Repeat the material below exactly, line for line.

····················

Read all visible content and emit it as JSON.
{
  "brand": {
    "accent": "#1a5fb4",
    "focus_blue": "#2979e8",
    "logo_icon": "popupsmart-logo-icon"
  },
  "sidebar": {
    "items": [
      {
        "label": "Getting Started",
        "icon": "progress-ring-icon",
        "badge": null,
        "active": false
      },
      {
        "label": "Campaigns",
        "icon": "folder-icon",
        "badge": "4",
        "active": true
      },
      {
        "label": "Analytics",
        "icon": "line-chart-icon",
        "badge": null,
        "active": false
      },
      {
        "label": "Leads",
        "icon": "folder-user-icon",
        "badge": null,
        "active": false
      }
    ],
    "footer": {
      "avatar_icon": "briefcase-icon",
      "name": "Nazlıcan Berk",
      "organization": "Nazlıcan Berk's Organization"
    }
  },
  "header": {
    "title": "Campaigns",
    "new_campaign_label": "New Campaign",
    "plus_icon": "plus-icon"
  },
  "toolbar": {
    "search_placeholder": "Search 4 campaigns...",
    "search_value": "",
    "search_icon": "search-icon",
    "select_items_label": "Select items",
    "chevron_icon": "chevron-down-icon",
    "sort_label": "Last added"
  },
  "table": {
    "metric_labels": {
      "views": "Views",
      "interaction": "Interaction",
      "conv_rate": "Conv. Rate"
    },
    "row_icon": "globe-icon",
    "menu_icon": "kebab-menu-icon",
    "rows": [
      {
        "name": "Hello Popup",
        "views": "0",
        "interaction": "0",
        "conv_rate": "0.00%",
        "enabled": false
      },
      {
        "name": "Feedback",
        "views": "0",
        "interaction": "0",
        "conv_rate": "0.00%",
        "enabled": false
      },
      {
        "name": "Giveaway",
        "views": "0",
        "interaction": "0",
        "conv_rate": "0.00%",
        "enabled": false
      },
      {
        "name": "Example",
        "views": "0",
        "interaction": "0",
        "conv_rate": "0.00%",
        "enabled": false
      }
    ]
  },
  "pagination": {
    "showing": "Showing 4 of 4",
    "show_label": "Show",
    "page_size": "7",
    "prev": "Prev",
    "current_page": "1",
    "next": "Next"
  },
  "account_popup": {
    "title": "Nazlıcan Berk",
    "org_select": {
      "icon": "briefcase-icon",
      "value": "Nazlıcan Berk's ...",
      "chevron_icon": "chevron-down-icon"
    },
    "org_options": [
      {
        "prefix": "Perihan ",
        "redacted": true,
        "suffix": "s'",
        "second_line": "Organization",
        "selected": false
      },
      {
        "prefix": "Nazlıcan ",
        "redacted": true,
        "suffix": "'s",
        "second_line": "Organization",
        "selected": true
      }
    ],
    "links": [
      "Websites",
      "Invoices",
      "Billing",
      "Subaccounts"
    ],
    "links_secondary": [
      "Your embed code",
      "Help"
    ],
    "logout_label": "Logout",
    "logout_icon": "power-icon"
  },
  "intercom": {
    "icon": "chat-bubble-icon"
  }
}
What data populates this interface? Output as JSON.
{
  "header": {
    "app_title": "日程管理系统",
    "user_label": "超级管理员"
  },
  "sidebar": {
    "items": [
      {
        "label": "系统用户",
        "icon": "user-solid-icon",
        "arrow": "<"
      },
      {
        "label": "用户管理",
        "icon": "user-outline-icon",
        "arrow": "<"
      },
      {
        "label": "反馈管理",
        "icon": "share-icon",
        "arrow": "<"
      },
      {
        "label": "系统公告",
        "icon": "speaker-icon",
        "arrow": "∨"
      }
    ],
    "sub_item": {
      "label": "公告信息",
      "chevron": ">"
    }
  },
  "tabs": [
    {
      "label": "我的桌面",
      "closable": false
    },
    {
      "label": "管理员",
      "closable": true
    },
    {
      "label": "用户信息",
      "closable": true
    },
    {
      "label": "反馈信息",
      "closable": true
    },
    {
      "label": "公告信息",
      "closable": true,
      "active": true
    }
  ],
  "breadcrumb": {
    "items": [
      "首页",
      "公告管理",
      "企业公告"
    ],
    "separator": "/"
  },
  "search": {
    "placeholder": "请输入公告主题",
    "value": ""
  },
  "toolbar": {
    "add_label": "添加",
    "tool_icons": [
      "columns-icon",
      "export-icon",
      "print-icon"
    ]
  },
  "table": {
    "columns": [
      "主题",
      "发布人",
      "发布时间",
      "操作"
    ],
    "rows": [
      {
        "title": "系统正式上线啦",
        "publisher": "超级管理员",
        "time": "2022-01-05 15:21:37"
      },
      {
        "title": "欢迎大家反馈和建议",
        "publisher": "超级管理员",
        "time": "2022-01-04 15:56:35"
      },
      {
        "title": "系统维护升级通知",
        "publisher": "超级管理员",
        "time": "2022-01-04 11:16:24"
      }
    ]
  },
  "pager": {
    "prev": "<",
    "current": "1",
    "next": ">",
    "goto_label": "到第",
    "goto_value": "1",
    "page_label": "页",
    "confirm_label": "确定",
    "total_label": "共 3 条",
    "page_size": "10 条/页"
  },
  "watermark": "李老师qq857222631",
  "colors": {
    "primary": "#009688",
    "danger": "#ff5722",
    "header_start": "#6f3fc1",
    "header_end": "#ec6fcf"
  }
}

····················

**EXERCISE ANSWER**
Read all visible content and emit it as JSON.
{
  "brand": {
    "accent": "#1a5fb4",
    "focus_blue": "#2979e8",
    "logo_icon": "popupsmart-logo-icon"
  },
  "sidebar": {
    "items": [
      {
        "label": "Getting Started",
        "icon": "progress-ring-icon",
        "badge": null,
        "active": false
      },
      {
        "label": "Campaigns",
        "icon": "folder-icon",
        "badge": "4",
        "active": true
      },
      {
        "label": "Analytics",
        "icon": "line-chart-icon",
        "badge": null,
        "active": false
      },
      {
        "label": "Leads",
        "icon": "folder-user-icon",
        "badge": null,
        "active": false
      }
    ],
    "footer": {
      "avatar_icon": "briefcase-icon",
      "name": "Nazlıcan Berk",
      "organization": "Nazlıcan Berk's Organization"
    }
  },
  "header": {
    "title": "Campaigns",
    "new_campaign_label": "New Campaign",
    "plus_icon": "plus-icon"
  },
  "toolbar": {
    "search_placeholder": "Search 4 campaigns...",
    "search_value": "",
    "search_icon": "search-icon",
    "select_items_label": "Select items",
    "chevron_icon": "chevron-down-icon",
    "sort_label": "Last added"
  },
  "table": {
    "metric_labels": {
      "views": "Views",
      "interaction": "Interaction",
      "conv_rate": "Conv. Rate"
    },
    "row_icon": "globe-icon",
    "menu_icon": "kebab-menu-icon",
    "rows": [
      {
        "name": "Hello Popup",
        "views": "0",
        "interaction": "0",
        "conv_rate": "0.00%",
        "enabled": false
      },
      {
        "name": "Feedback",
        "views": "0",
        "interaction": "0",
        "conv_rate": "0.00%",
        "enabled": false
      },
      {
        "name": "Giveaway",
        "views": "0",
        "interaction": "0",
        "conv_rate": "0.00%",
        "enabled": false
      },
      {
        "name": "Example",
        "views": "0",
        "interaction": "0",
        "conv_rate": "0.00%",
        "enabled": false
      }
    ]
  },
  "pagination": {
    "showing": "Showing 4 of 4",
    "show_label": "Show",
    "page_size": "7",
    "prev": "Prev",
    "current_page": "1",
    "next": "Next"
  },
  "account_popup": {
    "title": "Nazlıcan Berk",
    "org_select": {
      "icon": "briefcase-icon",
      "value": "Nazlıcan Berk's ...",
      "chevron_icon": "chevron-down-icon"
    },
    "org_options": [
      {
        "prefix": "Perihan ",
        "redacted": true,
        "suffix": "s'",
        "second_line": "Organization",
        "selected": false
      },
      {
        "prefix": "Nazlıcan ",
        "redacted": true,
        "suffix": "'s",
        "second_line": "Organization",
        "selected": true
      }
    ],
    "links": [
      "Websites",
      "Invoices",
      "Billing",
      "Subaccounts"
    ],
    "links_secondary": [
      "Your embed code",
      "Help"
    ],
    "logout_label": "Logout",
    "logout_icon": "power-icon"
  },
  "intercom": {
    "icon": "chat-bubble-icon"
  }
}
What data populates this interface? Output as JSON.
{
  "header": {
    "app_title": "日程管理系统",
    "user_label": "超级管理员"
  },
  "sidebar": {
    "items": [
      {
        "label": "系统用户",
        "icon": "user-solid-icon",
        "arrow": "<"
      },
      {
        "label": "用户管理",
        "icon": "user-outline-icon",
        "arrow": "<"
      },
      {
        "label": "反馈管理",
        "icon": "share-icon",
        "arrow": "<"
      },
      {
        "label": "系统公告",
        "icon": "speaker-icon",
        "arrow": "∨"
      }
    ],
    "sub_item": {
      "label": "公告信息",
      "chevron": ">"
    }
  },
  "tabs": [
    {
      "label": "我的桌面",
      "closable": false
    },
    {
      "label": "管理员",
      "closable": true
    },
    {
      "label": "用户信息",
      "closable": true
    },
    {
      "label": "反馈信息",
      "closable": true
    },
    {
      "label": "公告信息",
      "closable": true,
      "active": true
    }
  ],
  "breadcrumb": {
    "items": [
      "首页",
      "公告管理",
      "企业公告"
    ],
    "separator": "/"
  },
  "search": {
    "placeholder": "请输入公告主题",
    "value": ""
  },
  "toolbar": {
    "add_label": "添加",
    "tool_icons": [
      "columns-icon",
      "export-icon",
      "print-icon"
    ]
  },
  "table": {
    "columns": [
      "主题",
      "发布人",
      "发布时间",
      "操作"
    ],
    "rows": [
      {
        "title": "系统正式上线啦",
        "publisher": "超级管理员",
        "time": "2022-01-05 15:21:37"
      },
      {
        "title": "欢迎大家反馈和建议",
        "publisher": "超级管理员",
        "time": "2022-01-04 15:56:35"
      },
      {
        "title": "系统维护升级通知",
        "publisher": "超级管理员",
        "time": "2022-01-04 11:16:24"
      }
    ]
  },
  "pager": {
    "prev": "<",
    "current": "1",
    "next": ">",
    "goto_label": "到第",
    "goto_value": "1",
    "page_label": "页",
    "confirm_label": "确定",
    "total_label": "共 3 条",
    "page_size": "10 条/页"
  },
  "watermark": "李老师qq857222631",
  "colors": {
    "primary": "#009688",
    "danger": "#ff5722",
    "header_start": "#6f3fc1",
    "header_end": "#ec6fcf"
  }
}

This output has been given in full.